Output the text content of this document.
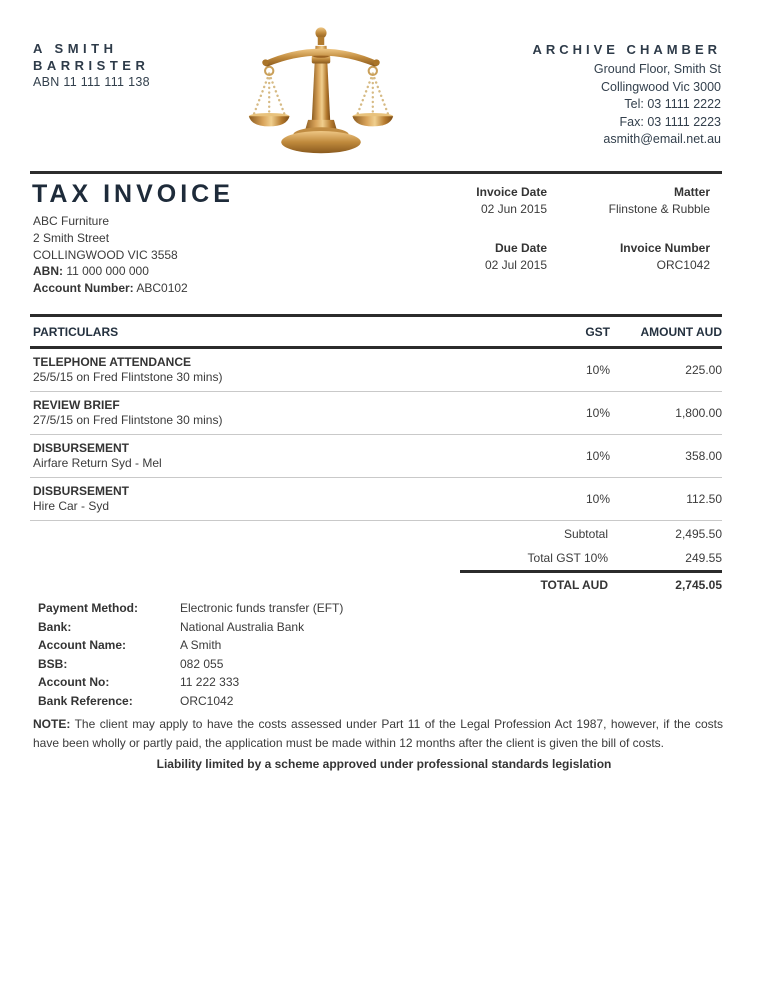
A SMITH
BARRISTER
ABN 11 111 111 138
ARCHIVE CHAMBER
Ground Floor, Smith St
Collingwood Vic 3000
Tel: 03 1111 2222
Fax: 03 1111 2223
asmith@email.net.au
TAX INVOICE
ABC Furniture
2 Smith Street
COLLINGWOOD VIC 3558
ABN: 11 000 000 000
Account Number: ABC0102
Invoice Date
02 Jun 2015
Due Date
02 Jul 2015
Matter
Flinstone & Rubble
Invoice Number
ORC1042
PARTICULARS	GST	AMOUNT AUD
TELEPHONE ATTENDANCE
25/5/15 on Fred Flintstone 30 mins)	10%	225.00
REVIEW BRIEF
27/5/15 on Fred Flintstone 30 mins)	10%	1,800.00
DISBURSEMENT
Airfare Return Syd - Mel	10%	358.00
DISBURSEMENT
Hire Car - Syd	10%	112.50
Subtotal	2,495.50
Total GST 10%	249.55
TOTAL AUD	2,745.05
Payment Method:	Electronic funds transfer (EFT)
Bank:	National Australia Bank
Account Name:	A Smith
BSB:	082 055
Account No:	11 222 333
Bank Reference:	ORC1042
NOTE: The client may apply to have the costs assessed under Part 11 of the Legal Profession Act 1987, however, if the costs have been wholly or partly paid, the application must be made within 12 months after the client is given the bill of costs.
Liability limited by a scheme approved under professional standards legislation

----------

*PROBLEM DETAILS:* Return all of the data exactly as written, and drop the pictures.

*PROBLEM SOLUTION:*
Output the text content of this document.
A SMITH
BARRISTER
ABN 11 111 111 138
ARCHIVE CHAMBER
Ground Floor, Smith St
Collingwood Vic 3000
Tel: 03 1111 2222
Fax: 03 1111 2223
asmith@email.net.au
TAX INVOICE
ABC Furniture
2 Smith Street
COLLINGWOOD VIC 3558
ABN: 11 000 000 000
Account Number: ABC0102
Invoice Date
02 Jun 2015
Due Date
02 Jul 2015
Matter
Flinstone & Rubble
Invoice Number
ORC1042
PARTICULARS	GST	AMOUNT AUD
TELEPHONE ATTENDANCE
25/5/15 on Fred Flintstone 30 mins)	10%	225.00
REVIEW BRIEF
27/5/15 on Fred Flintstone 30 mins)	10%	1,800.00
DISBURSEMENT
Airfare Return Syd - Mel	10%	358.00
DISBURSEMENT
Hire Car - Syd	10%	112.50
Subtotal	2,495.50
Total GST 10%	249.55
TOTAL AUD	2,745.05
Payment Method:	Electronic funds transfer (EFT)
Bank:	National Australia Bank
Account Name:	A Smith
BSB:	082 055
Account No:	11 222 333
Bank Reference:	ORC1042
NOTE: The client may apply to have the costs assessed under Part 11 of the Legal Profession Act 1987, however, if the costs have been wholly or partly paid, the application must be made within 12 months after the client is given the bill of costs.
Liability limited by a scheme approved under professional standards legislation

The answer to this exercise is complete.